WHAT THE EXERCISE ASKS
Set down every entry word for word. Omit the pictures.
— START OF ENTRIES PROVIDED —
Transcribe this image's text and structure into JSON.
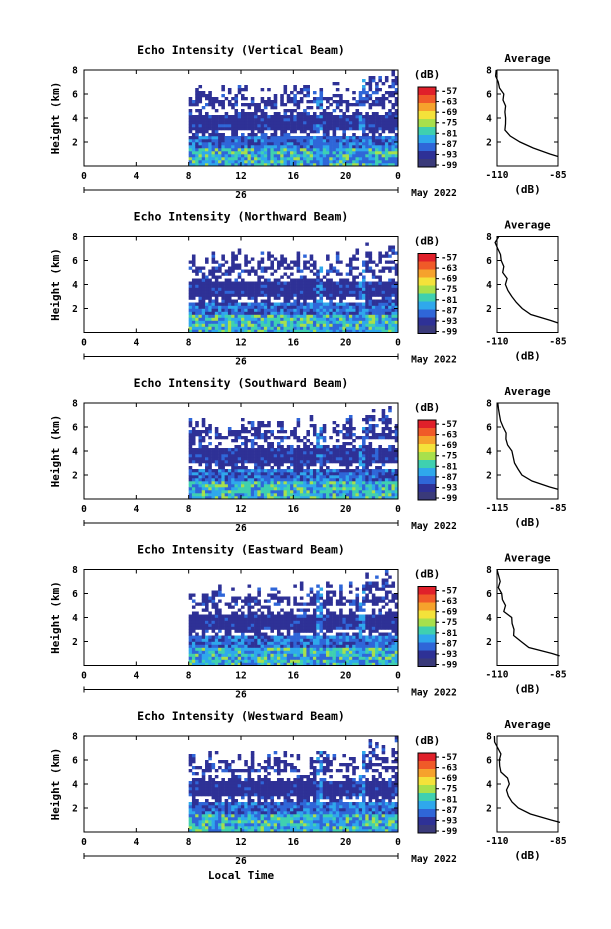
{
  "chart_data": {
    "type": "heatmap",
    "xlabel": "Local Time",
    "ylabel": "Height (km)",
    "date_label": "May 2022",
    "day_label": "26",
    "x_ticks": [
      "0",
      "4",
      "8",
      "12",
      "16",
      "20",
      "0"
    ],
    "y_ticks": [
      "2",
      "4",
      "6",
      "8"
    ],
    "xlim": [
      0,
      24
    ],
    "ylim": [
      0,
      8
    ],
    "data_start_hour": 8,
    "colorbar": {
      "unit": "(dB)",
      "labels": [
        "-57",
        "-63",
        "-69",
        "-75",
        "-81",
        "-87",
        "-93",
        "-99"
      ],
      "colors": [
        "#e0202a",
        "#f05a28",
        "#f6a22c",
        "#f4e23a",
        "#a8e04c",
        "#3fd0b0",
        "#2fa8ec",
        "#2f66d8",
        "#2e3196",
        "#3a3a7a"
      ]
    },
    "profile_title": "Average",
    "profile_xlabel": "(dB)",
    "profile_y_ticks": [
      "2",
      "4",
      "6",
      "8"
    ],
    "panels": [
      {
        "title": "Echo Intensity (Vertical Beam)",
        "profile_x_ticks": [
          "-110",
          "-85"
        ],
        "profile_xlim": [
          -110,
          -85
        ],
        "profile": {
          "height_km": [
            0.8,
            1.0,
            1.5,
            2.0,
            2.5,
            3.0,
            3.5,
            4.0,
            4.5,
            5.0,
            5.5,
            6.0,
            6.5,
            7.0,
            7.5,
            8.0
          ],
          "db": [
            -85,
            -88,
            -96,
            -101,
            -105,
            -107,
            -107.5,
            -107,
            -106.5,
            -107.5,
            -108,
            -108,
            -109,
            -109.5,
            -110,
            -110
          ]
        }
      },
      {
        "title": "Echo Intensity (Northward Beam)",
        "profile_x_ticks": [
          "-110",
          "-85"
        ],
        "profile_xlim": [
          -110,
          -85
        ],
        "profile": {
          "height_km": [
            0.8,
            1.0,
            1.5,
            2.0,
            2.5,
            3.0,
            3.5,
            4.0,
            4.5,
            5.0,
            5.5,
            6.0,
            6.5,
            7.0,
            7.5,
            8.0
          ],
          "db": [
            -85,
            -88,
            -96,
            -100,
            -103,
            -104,
            -105,
            -106,
            -106.5,
            -107.5,
            -108,
            -108.5,
            -109,
            -109.5,
            -110,
            -110
          ]
        }
      },
      {
        "title": "Echo Intensity (Southward Beam)",
        "profile_x_ticks": [
          "-115",
          "-85"
        ],
        "profile_xlim": [
          -115,
          -85
        ],
        "profile": {
          "height_km": [
            0.8,
            1.0,
            1.5,
            2.0,
            2.5,
            3.0,
            3.5,
            4.0,
            4.5,
            5.0,
            5.5,
            6.0,
            6.5,
            7.0,
            7.5,
            8.0
          ],
          "db": [
            -85,
            -89,
            -97,
            -102,
            -104,
            -106,
            -107,
            -108,
            -109,
            -110,
            -111,
            -112,
            -112.5,
            -113,
            -114,
            -114
          ]
        }
      },
      {
        "title": "Echo Intensity (Eastward Beam)",
        "profile_x_ticks": [
          "-110",
          "-85"
        ],
        "profile_xlim": [
          -110,
          -85
        ],
        "profile": {
          "height_km": [
            0.8,
            1.0,
            1.5,
            2.0,
            2.5,
            3.0,
            3.5,
            4.0,
            4.5,
            5.0,
            5.5,
            6.0,
            6.5,
            7.0,
            7.5,
            8.0
          ],
          "db": [
            -85,
            -88,
            -96,
            -100,
            -102.5,
            -103.5,
            -104,
            -105,
            -106.5,
            -107.5,
            -108,
            -108,
            -109,
            -109.5,
            -110,
            -110
          ]
        }
      },
      {
        "title": "Echo Intensity (Westward Beam)",
        "profile_x_ticks": [
          "-110",
          "-85"
        ],
        "profile_xlim": [
          -110,
          -85
        ],
        "profile": {
          "height_km": [
            0.8,
            1.0,
            1.5,
            2.0,
            2.5,
            3.0,
            3.5,
            4.0,
            4.5,
            5.0,
            5.5,
            6.0,
            6.5,
            7.0,
            7.5,
            8.0
          ],
          "db": [
            -85,
            -88,
            -96,
            -101,
            -104,
            -105,
            -105.5,
            -106,
            -106.5,
            -107.5,
            -108,
            -108.5,
            -109,
            -109.5,
            -110,
            -110
          ]
        }
      }
    ]
  }
}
— END OF ENTRIES PROVIDED —
OUTPUT BELOW
Transcribe this image's text and structure into JSON.
{
  "chart_data": {
    "type": "heatmap",
    "xlabel": "Local Time",
    "ylabel": "Height (km)",
    "date_label": "May 2022",
    "day_label": "26",
    "x_ticks": [
      "0",
      "4",
      "8",
      "12",
      "16",
      "20",
      "0"
    ],
    "y_ticks": [
      "2",
      "4",
      "6",
      "8"
    ],
    "xlim": [
      0,
      24
    ],
    "ylim": [
      0,
      8
    ],
    "data_start_hour": 8,
    "colorbar": {
      "unit": "(dB)",
      "labels": [
        "-57",
        "-63",
        "-69",
        "-75",
        "-81",
        "-87",
        "-93",
        "-99"
      ],
      "colors": [
        "#e0202a",
        "#f05a28",
        "#f6a22c",
        "#f4e23a",
        "#a8e04c",
        "#3fd0b0",
        "#2fa8ec",
        "#2f66d8",
        "#2e3196",
        "#3a3a7a"
      ]
    },
    "profile_title": "Average",
    "profile_xlabel": "(dB)",
    "profile_y_ticks": [
      "2",
      "4",
      "6",
      "8"
    ],
    "panels": [
      {
        "title": "Echo Intensity (Vertical Beam)",
        "profile_x_ticks": [
          "-110",
          "-85"
        ],
        "profile_xlim": [
          -110,
          -85
        ],
        "profile": {
          "height_km": [
            0.8,
            1.0,
            1.5,
            2.0,
            2.5,
            3.0,
            3.5,
            4.0,
            4.5,
            5.0,
            5.5,
            6.0,
            6.5,
            7.0,
            7.5,
            8.0
          ],
          "db": [
            -85,
            -88,
            -96,
            -101,
            -105,
            -107,
            -107.5,
            -107,
            -106.5,
            -107.5,
            -108,
            -108,
            -109,
            -109.5,
            -110,
            -110
          ]
        }
      },
      {
        "title": "Echo Intensity (Northward Beam)",
        "profile_x_ticks": [
          "-110",
          "-85"
        ],
        "profile_xlim": [
          -110,
          -85
        ],
        "profile": {
          "height_km": [
            0.8,
            1.0,
            1.5,
            2.0,
            2.5,
            3.0,
            3.5,
            4.0,
            4.5,
            5.0,
            5.5,
            6.0,
            6.5,
            7.0,
            7.5,
            8.0
          ],
          "db": [
            -85,
            -88,
            -96,
            -100,
            -103,
            -104,
            -105,
            -106,
            -106.5,
            -107.5,
            -108,
            -108.5,
            -109,
            -109.5,
            -110,
            -110
          ]
        }
      },
      {
        "title": "Echo Intensity (Southward Beam)",
        "profile_x_ticks": [
          "-115",
          "-85"
        ],
        "profile_xlim": [
          -115,
          -85
        ],
        "profile": {
          "height_km": [
            0.8,
            1.0,
            1.5,
            2.0,
            2.5,
            3.0,
            3.5,
            4.0,
            4.5,
            5.0,
            5.5,
            6.0,
            6.5,
            7.0,
            7.5,
            8.0
          ],
          "db": [
            -85,
            -89,
            -97,
            -102,
            -104,
            -106,
            -107,
            -108,
            -109,
            -110,
            -111,
            -112,
            -112.5,
            -113,
            -114,
            -114
          ]
        }
      },
      {
        "title": "Echo Intensity (Eastward Beam)",
        "profile_x_ticks": [
          "-110",
          "-85"
        ],
        "profile_xlim": [
          -110,
          -85
        ],
        "profile": {
          "height_km": [
            0.8,
            1.0,
            1.5,
            2.0,
            2.5,
            3.0,
            3.5,
            4.0,
            4.5,
            5.0,
            5.5,
            6.0,
            6.5,
            7.0,
            7.5,
            8.0
          ],
          "db": [
            -85,
            -88,
            -96,
            -100,
            -102.5,
            -103.5,
            -104,
            -105,
            -106.5,
            -107.5,
            -108,
            -108,
            -109,
            -109.5,
            -110,
            -110
          ]
        }
      },
      {
        "title": "Echo Intensity (Westward Beam)",
        "profile_x_ticks": [
          "-110",
          "-85"
        ],
        "profile_xlim": [
          -110,
          -85
        ],
        "profile": {
          "height_km": [
            0.8,
            1.0,
            1.5,
            2.0,
            2.5,
            3.0,
            3.5,
            4.0,
            4.5,
            5.0,
            5.5,
            6.0,
            6.5,
            7.0,
            7.5,
            8.0
          ],
          "db": [
            -85,
            -88,
            -96,
            -101,
            -104,
            -105,
            -105.5,
            -106,
            -106.5,
            -107.5,
            -108,
            -108.5,
            -109,
            -109.5,
            -110,
            -110
          ]
        }
      }
    ]
  }
}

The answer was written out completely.